§ Raw data
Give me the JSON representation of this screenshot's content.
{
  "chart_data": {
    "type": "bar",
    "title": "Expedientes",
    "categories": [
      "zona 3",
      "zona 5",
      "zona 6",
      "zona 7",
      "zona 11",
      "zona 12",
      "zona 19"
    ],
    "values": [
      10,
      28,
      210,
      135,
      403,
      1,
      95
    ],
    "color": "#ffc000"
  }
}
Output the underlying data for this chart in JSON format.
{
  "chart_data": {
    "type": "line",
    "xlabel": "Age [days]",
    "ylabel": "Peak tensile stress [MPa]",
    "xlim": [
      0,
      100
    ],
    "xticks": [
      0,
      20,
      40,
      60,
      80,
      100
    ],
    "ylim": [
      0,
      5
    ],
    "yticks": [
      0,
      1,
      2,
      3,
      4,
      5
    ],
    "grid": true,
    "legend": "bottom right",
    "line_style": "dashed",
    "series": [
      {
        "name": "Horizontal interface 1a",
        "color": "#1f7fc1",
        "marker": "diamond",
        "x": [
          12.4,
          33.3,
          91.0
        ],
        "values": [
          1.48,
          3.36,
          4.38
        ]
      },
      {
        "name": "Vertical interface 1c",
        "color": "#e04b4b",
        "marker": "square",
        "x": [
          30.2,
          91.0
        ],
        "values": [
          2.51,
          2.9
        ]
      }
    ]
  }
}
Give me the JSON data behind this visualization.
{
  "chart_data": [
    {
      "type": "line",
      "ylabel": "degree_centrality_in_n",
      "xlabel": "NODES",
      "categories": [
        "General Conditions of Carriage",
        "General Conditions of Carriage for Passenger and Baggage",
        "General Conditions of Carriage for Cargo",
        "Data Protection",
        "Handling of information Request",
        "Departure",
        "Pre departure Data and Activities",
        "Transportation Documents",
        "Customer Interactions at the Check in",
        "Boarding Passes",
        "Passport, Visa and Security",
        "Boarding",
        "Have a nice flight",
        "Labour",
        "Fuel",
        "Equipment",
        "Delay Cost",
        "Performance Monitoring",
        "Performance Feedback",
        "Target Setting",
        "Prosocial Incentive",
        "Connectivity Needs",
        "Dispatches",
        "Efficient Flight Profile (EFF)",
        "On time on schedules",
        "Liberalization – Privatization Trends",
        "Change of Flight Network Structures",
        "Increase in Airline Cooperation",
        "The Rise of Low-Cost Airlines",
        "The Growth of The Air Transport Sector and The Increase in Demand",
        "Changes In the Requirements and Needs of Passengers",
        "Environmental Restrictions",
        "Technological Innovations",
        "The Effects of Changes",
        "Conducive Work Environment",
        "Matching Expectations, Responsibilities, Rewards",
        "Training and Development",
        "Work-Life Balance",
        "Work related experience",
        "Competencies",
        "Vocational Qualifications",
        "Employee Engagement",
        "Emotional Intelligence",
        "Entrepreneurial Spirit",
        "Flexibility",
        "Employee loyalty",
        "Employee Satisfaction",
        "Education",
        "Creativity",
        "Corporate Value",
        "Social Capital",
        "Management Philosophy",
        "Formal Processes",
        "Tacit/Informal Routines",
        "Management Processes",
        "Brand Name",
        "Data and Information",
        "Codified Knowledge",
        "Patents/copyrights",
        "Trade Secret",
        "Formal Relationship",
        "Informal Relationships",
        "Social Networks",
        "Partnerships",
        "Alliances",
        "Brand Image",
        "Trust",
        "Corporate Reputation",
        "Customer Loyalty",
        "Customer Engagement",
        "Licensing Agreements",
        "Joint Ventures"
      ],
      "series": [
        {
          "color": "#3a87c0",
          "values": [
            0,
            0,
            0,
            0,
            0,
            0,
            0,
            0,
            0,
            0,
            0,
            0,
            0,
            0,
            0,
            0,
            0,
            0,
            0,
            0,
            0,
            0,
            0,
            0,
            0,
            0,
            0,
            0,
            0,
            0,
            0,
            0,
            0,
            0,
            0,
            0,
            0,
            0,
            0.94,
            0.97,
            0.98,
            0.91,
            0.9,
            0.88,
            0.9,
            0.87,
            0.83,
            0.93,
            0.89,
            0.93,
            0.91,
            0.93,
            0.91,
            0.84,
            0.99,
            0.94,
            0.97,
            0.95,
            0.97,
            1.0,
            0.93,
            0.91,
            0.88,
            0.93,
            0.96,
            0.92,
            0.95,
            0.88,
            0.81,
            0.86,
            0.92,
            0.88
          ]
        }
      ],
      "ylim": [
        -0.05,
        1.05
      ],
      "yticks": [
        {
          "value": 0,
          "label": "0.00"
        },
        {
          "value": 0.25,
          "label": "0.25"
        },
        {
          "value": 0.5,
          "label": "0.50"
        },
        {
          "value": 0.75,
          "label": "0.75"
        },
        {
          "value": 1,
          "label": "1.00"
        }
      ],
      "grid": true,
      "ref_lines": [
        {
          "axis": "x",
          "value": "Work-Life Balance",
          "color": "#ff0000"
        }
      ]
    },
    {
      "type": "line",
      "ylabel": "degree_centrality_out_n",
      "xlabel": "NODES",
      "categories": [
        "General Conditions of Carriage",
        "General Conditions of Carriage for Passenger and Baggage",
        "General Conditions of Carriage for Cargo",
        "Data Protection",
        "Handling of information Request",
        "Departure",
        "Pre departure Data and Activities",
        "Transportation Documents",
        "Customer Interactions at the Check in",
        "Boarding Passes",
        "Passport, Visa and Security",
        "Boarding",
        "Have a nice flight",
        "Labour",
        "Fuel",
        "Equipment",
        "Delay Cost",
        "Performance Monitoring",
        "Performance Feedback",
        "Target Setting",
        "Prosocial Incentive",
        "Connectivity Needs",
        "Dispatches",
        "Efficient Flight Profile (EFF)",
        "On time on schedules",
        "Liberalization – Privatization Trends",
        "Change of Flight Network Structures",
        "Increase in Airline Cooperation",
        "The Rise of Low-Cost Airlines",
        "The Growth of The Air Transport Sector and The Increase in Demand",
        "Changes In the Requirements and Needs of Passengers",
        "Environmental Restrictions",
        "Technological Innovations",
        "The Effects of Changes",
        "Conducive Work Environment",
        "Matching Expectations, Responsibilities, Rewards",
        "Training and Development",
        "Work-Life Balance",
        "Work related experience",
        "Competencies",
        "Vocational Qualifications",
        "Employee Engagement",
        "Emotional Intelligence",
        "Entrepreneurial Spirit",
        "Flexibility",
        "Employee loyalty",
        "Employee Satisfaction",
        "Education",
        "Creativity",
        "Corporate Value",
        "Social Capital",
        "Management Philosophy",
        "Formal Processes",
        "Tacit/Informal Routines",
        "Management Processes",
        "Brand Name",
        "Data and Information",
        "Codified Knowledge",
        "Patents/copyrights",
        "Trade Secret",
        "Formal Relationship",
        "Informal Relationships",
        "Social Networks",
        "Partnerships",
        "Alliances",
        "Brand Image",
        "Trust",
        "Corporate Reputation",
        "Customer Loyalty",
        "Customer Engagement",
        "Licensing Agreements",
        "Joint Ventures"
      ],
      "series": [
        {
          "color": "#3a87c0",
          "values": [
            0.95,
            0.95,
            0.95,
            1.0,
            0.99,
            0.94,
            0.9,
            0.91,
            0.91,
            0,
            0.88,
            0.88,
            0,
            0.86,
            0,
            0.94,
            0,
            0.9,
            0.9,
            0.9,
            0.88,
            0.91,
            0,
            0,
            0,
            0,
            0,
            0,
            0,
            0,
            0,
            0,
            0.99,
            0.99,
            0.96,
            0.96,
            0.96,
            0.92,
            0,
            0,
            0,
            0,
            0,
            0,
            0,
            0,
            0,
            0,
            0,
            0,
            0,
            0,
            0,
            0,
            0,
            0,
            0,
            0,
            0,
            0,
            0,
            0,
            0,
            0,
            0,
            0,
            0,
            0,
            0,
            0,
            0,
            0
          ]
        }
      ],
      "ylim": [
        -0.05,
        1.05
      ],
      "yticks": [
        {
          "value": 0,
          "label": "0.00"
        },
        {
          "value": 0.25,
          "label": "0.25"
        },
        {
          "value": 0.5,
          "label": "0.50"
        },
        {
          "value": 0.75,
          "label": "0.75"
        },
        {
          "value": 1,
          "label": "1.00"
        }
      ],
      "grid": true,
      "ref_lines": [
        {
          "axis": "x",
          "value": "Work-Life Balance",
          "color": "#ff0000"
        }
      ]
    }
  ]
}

§ To be done
Go through the records and pull out each line that includes the word "type".

§ Output of the exercise
    "type": "bar",
    "type": "line",
      "type": "line",
      "type": "line",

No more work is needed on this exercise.